Job:
Every entry below should be repeated exactly; the pictures should not.

Available data:
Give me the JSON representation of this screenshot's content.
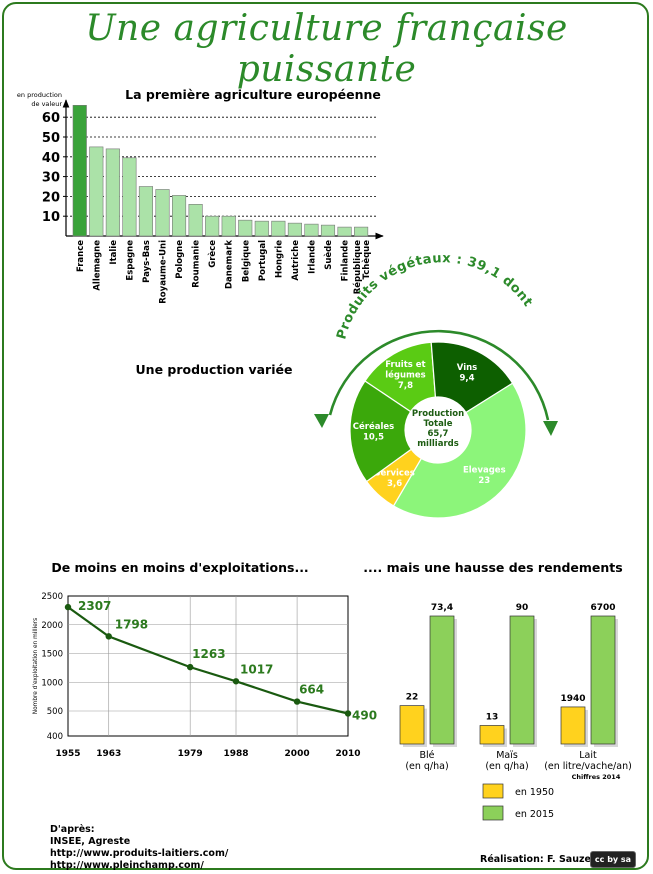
{
  "title": "Une agriculture française puissante",
  "chart_data": [
    {
      "type": "bar",
      "title": "La première agriculture européenne",
      "ylabel": "en production de valeur",
      "ylim": [
        0,
        70
      ],
      "yticks": [
        10,
        20,
        30,
        40,
        50,
        60
      ],
      "grid": true,
      "categories": [
        "France",
        "Allemagne",
        "Italie",
        "Espagne",
        "Pays-Bas",
        "Royaume-Uni",
        "Pologne",
        "Roumanie",
        "Grèce",
        "Danemark",
        "Belgique",
        "Portugal",
        "Hongrie",
        "Autriche",
        "Irlande",
        "Suède",
        "Finlande",
        "République Tchèque"
      ],
      "values": [
        66,
        45,
        44,
        39.5,
        25,
        23.5,
        20.5,
        16,
        10,
        10,
        8,
        7.5,
        7.5,
        6.5,
        6,
        5.5,
        4.5,
        4.5
      ],
      "colors": {
        "highlight": "#3aa33a",
        "others": "#abe2a8"
      }
    },
    {
      "type": "pie",
      "title": "Une production variée",
      "arc_label": "Produits végétaux : 39,1 dont",
      "center_label": [
        "Production",
        "Totale",
        "65,7",
        "milliards"
      ],
      "slices": [
        {
          "label": "Fruits et légumes",
          "value": 7.8,
          "color": "#5acb14"
        },
        {
          "label": "Vins",
          "value": 9.4,
          "color": "#0d5f00"
        },
        {
          "label": "Elevages",
          "value": 23,
          "color": "#8cf57a"
        },
        {
          "label": "Services",
          "value": 3.6,
          "color": "#ffd21e"
        },
        {
          "label": "Céréales",
          "value": 10.5,
          "color": "#3ba80b"
        }
      ],
      "value_labels": [
        "7,8",
        "9,4",
        "23",
        "3,6",
        "10,5"
      ]
    },
    {
      "type": "line",
      "title": "De moins en moins d'exploitations...",
      "ylabel": "Nombre d'exploitation en milliers",
      "x": [
        1955,
        1963,
        1979,
        1988,
        2000,
        2010
      ],
      "y": [
        2307,
        1798,
        1263,
        1017,
        664,
        490
      ],
      "xlim": [
        1955,
        2010
      ],
      "ylim": [
        400,
        2500
      ],
      "yticks": [
        400,
        500,
        1000,
        1500,
        2000,
        2500
      ],
      "grid": true
    },
    {
      "type": "bar",
      "title": ".... mais une hausse des rendements",
      "categories": [
        "Blé (en q/ha)",
        "Maïs (en q/ha)",
        "Lait (en litre/vache/an)"
      ],
      "category_lines": [
        [
          "Blé",
          "(en q/ha)"
        ],
        [
          "Maïs",
          "(en q/ha)"
        ],
        [
          "Lait",
          "(en litre/vache/an)"
        ]
      ],
      "series": [
        {
          "name": "en 1950",
          "values": [
            22,
            13,
            1940
          ],
          "labels": [
            "22",
            "13",
            "1940"
          ],
          "color": "#ffd21e"
        },
        {
          "name": "en 2015",
          "values": [
            73.4,
            90,
            6700
          ],
          "labels": [
            "73,4",
            "90",
            "6700"
          ],
          "color": "#8cd05a"
        }
      ],
      "scale_max": [
        73.4,
        90,
        6700
      ],
      "note": "Chiffres 2014"
    }
  ],
  "sources": [
    "D'après:",
    "INSEE, Agreste",
    "http://www.produits-laitiers.com/",
    "http://www.pleinchamp.com/"
  ],
  "credit": "Réalisation: F. Sauzeau",
  "license_badge": "cc by sa"
}
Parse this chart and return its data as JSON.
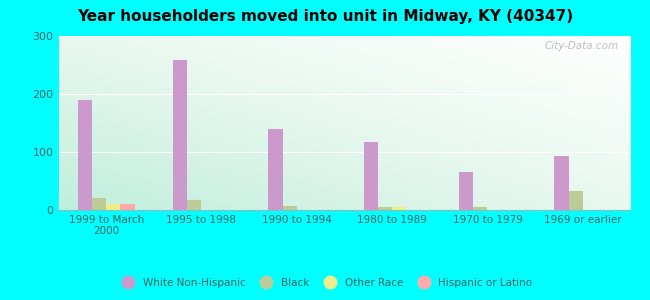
{
  "title": "Year householders moved into unit in Midway, KY (40347)",
  "categories": [
    "1999 to March\n2000",
    "1995 to 1998",
    "1990 to 1994",
    "1980 to 1989",
    "1970 to 1979",
    "1969 or earlier"
  ],
  "series": {
    "White Non-Hispanic": [
      190,
      258,
      140,
      118,
      65,
      93
    ],
    "Black": [
      20,
      18,
      7,
      5,
      6,
      33
    ],
    "Other Race": [
      11,
      0,
      0,
      5,
      0,
      0
    ],
    "Hispanic or Latino": [
      11,
      0,
      0,
      0,
      0,
      0
    ]
  },
  "colors": {
    "White Non-Hispanic": "#cc99cc",
    "Black": "#bbcc99",
    "Other Race": "#eeee88",
    "Hispanic or Latino": "#ffaaaa"
  },
  "ylim": [
    0,
    300
  ],
  "yticks": [
    0,
    100,
    200,
    300
  ],
  "background_color": "#00ffff",
  "watermark": "City-Data.com",
  "bar_width": 0.15,
  "label_color": "#336666",
  "title_color": "#000000"
}
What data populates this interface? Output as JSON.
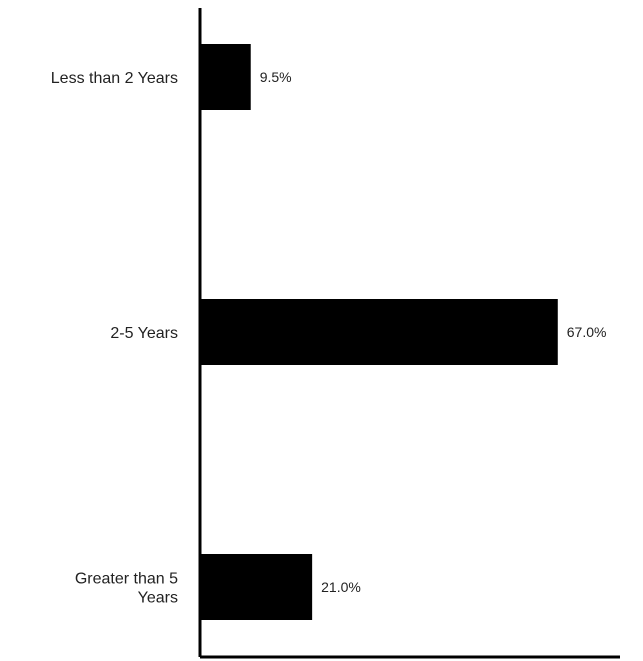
{
  "chart_data": {
    "type": "bar",
    "orientation": "horizontal",
    "categories": [
      "Less than 2 Years",
      "2-5 Years",
      "Greater than 5 Years"
    ],
    "category_lines": [
      [
        "Less than 2 Years"
      ],
      [
        "2-5 Years"
      ],
      [
        "Greater than 5",
        "Years"
      ]
    ],
    "values": [
      9.5,
      67.0,
      21.0
    ],
    "value_labels": [
      "9.5%",
      "67.0%",
      "21.0%"
    ],
    "unit": "%",
    "title": "",
    "xlabel": "",
    "ylabel": "",
    "grid": false,
    "bar_color": "#000000"
  }
}
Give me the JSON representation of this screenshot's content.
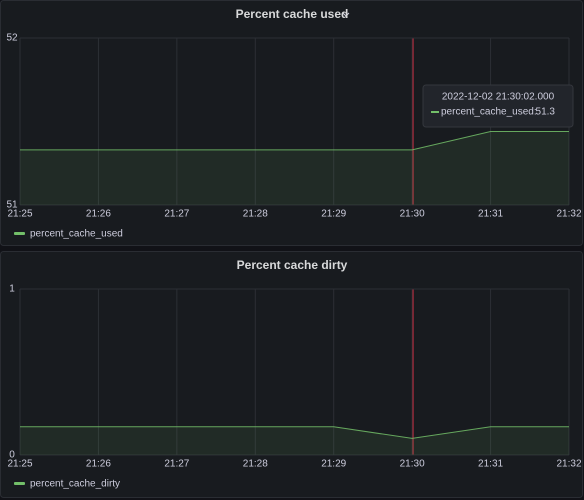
{
  "chart_data": [
    {
      "type": "line",
      "title": "Percent cache used",
      "categories": [
        "21:25",
        "21:26",
        "21:27",
        "21:28",
        "21:29",
        "21:30",
        "21:31",
        "21:32"
      ],
      "series": [
        {
          "name": "percent_cache_used",
          "color": "#73bf69",
          "values": [
            51.33,
            51.33,
            51.33,
            51.33,
            51.33,
            51.33,
            51.44,
            51.44
          ]
        }
      ],
      "ylim": [
        51,
        52
      ],
      "yticks": [
        51,
        52
      ],
      "grid": true,
      "tooltip": {
        "time": "2022-12-02 21:30:02.000",
        "label": "percent_cache_used:",
        "value": 51.3
      }
    },
    {
      "type": "line",
      "title": "Percent cache dirty",
      "categories": [
        "21:25",
        "21:26",
        "21:27",
        "21:28",
        "21:29",
        "21:30",
        "21:31",
        "21:32"
      ],
      "series": [
        {
          "name": "percent_cache_dirty",
          "color": "#73bf69",
          "values": [
            0.17,
            0.17,
            0.17,
            0.17,
            0.17,
            0.1,
            0.17,
            0.17
          ]
        }
      ],
      "ylim": [
        0,
        1
      ],
      "yticks": [
        0,
        1
      ],
      "grid": true
    }
  ]
}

Output for this exercise:
Give me the JSON representation of this screenshot's content.
{
  "title": "Une agriculture française puissante",
  "chart_data": [
    {
      "type": "bar",
      "title": "La première agriculture européenne",
      "ylabel": "en production de valeur",
      "ylim": [
        0,
        70
      ],
      "yticks": [
        10,
        20,
        30,
        40,
        50,
        60
      ],
      "grid": true,
      "categories": [
        "France",
        "Allemagne",
        "Italie",
        "Espagne",
        "Pays-Bas",
        "Royaume-Uni",
        "Pologne",
        "Roumanie",
        "Grèce",
        "Danemark",
        "Belgique",
        "Portugal",
        "Hongrie",
        "Autriche",
        "Irlande",
        "Suède",
        "Finlande",
        "République Tchèque"
      ],
      "values": [
        66,
        45,
        44,
        39.5,
        25,
        23.5,
        20.5,
        16,
        10,
        10,
        8,
        7.5,
        7.5,
        6.5,
        6,
        5.5,
        4.5,
        4.5
      ],
      "colors": {
        "highlight": "#3aa33a",
        "others": "#abe2a8"
      }
    },
    {
      "type": "pie",
      "title": "Une production variée",
      "arc_label": "Produits végétaux : 39,1 dont",
      "center_label": [
        "Production",
        "Totale",
        "65,7",
        "milliards"
      ],
      "slices": [
        {
          "label": "Fruits et légumes",
          "value": 7.8,
          "color": "#5acb14"
        },
        {
          "label": "Vins",
          "value": 9.4,
          "color": "#0d5f00"
        },
        {
          "label": "Elevages",
          "value": 23,
          "color": "#8cf57a"
        },
        {
          "label": "Services",
          "value": 3.6,
          "color": "#ffd21e"
        },
        {
          "label": "Céréales",
          "value": 10.5,
          "color": "#3ba80b"
        }
      ],
      "value_labels": [
        "7,8",
        "9,4",
        "23",
        "3,6",
        "10,5"
      ]
    },
    {
      "type": "line",
      "title": "De moins en moins d'exploitations...",
      "ylabel": "Nombre d'exploitation en milliers",
      "x": [
        1955,
        1963,
        1979,
        1988,
        2000,
        2010
      ],
      "y": [
        2307,
        1798,
        1263,
        1017,
        664,
        490
      ],
      "xlim": [
        1955,
        2010
      ],
      "ylim": [
        400,
        2500
      ],
      "yticks": [
        400,
        500,
        1000,
        1500,
        2000,
        2500
      ],
      "grid": true
    },
    {
      "type": "bar",
      "title": ".... mais une hausse des rendements",
      "categories": [
        "Blé (en q/ha)",
        "Maïs (en q/ha)",
        "Lait (en litre/vache/an)"
      ],
      "category_lines": [
        [
          "Blé",
          "(en q/ha)"
        ],
        [
          "Maïs",
          "(en q/ha)"
        ],
        [
          "Lait",
          "(en litre/vache/an)"
        ]
      ],
      "series": [
        {
          "name": "en 1950",
          "values": [
            22,
            13,
            1940
          ],
          "labels": [
            "22",
            "13",
            "1940"
          ],
          "color": "#ffd21e"
        },
        {
          "name": "en 2015",
          "values": [
            73.4,
            90,
            6700
          ],
          "labels": [
            "73,4",
            "90",
            "6700"
          ],
          "color": "#8cd05a"
        }
      ],
      "scale_max": [
        73.4,
        90,
        6700
      ],
      "note": "Chiffres 2014"
    }
  ],
  "sources": [
    "D'après:",
    "INSEE, Agreste",
    "http://www.produits-laitiers.com/",
    "http://www.pleinchamp.com/"
  ],
  "credit": "Réalisation: F. Sauzeau",
  "license_badge": "cc by sa"
}
Parse this chart and return its data as JSON.
{
  "title": "Year householders moved into unit in Midway, KY (40347)",
  "categories": [
    "1999 to March\n2000",
    "1995 to 1998",
    "1990 to 1994",
    "1980 to 1989",
    "1970 to 1979",
    "1969 or earlier"
  ],
  "series": {
    "White Non-Hispanic": [
      190,
      258,
      140,
      118,
      65,
      93
    ],
    "Black": [
      20,
      18,
      7,
      5,
      6,
      33
    ],
    "Other Race": [
      11,
      0,
      0,
      5,
      0,
      0
    ],
    "Hispanic or Latino": [
      11,
      0,
      0,
      0,
      0,
      0
    ]
  },
  "colors": {
    "White Non-Hispanic": "#cc99cc",
    "Black": "#bbcc99",
    "Other Race": "#eeee88",
    "Hispanic or Latino": "#ffaaaa"
  },
  "ylim": [
    0,
    300
  ],
  "yticks": [
    0,
    100,
    200,
    300
  ],
  "background_color": "#00ffff",
  "watermark": "City-Data.com",
  "bar_width": 0.15,
  "label_color": "#336666",
  "title_color": "#000000"
}
What data populates this interface? Output as JSON.
{
  "chart_data": {
    "type": "bar",
    "orientation": "horizontal",
    "categories": [
      "Less than 2 Years",
      "2-5 Years",
      "Greater than 5 Years"
    ],
    "category_lines": [
      [
        "Less than 2 Years"
      ],
      [
        "2-5 Years"
      ],
      [
        "Greater than 5",
        "Years"
      ]
    ],
    "values": [
      9.5,
      67.0,
      21.0
    ],
    "value_labels": [
      "9.5%",
      "67.0%",
      "21.0%"
    ],
    "unit": "%",
    "title": "",
    "xlabel": "",
    "ylabel": "",
    "grid": false,
    "bar_color": "#000000"
  }
}
Give me the JSON representation of this screenshot's content.
{
  "chart_data": [
    {
      "type": "line",
      "title": "Percent cache used",
      "categories": [
        "21:25",
        "21:26",
        "21:27",
        "21:28",
        "21:29",
        "21:30",
        "21:31",
        "21:32"
      ],
      "series": [
        {
          "name": "percent_cache_used",
          "color": "#73bf69",
          "values": [
            51.33,
            51.33,
            51.33,
            51.33,
            51.33,
            51.33,
            51.44,
            51.44
          ]
        }
      ],
      "ylim": [
        51,
        52
      ],
      "yticks": [
        51,
        52
      ],
      "grid": true,
      "tooltip": {
        "time": "2022-12-02 21:30:02.000",
        "label": "percent_cache_used:",
        "value": 51.3
      }
    },
    {
      "type": "line",
      "title": "Percent cache dirty",
      "categories": [
        "21:25",
        "21:26",
        "21:27",
        "21:28",
        "21:29",
        "21:30",
        "21:31",
        "21:32"
      ],
      "series": [
        {
          "name": "percent_cache_dirty",
          "color": "#73bf69",
          "values": [
            0.17,
            0.17,
            0.17,
            0.17,
            0.17,
            0.1,
            0.17,
            0.17
          ]
        }
      ],
      "ylim": [
        0,
        1
      ],
      "yticks": [
        0,
        1
      ],
      "grid": true
    }
  ]
}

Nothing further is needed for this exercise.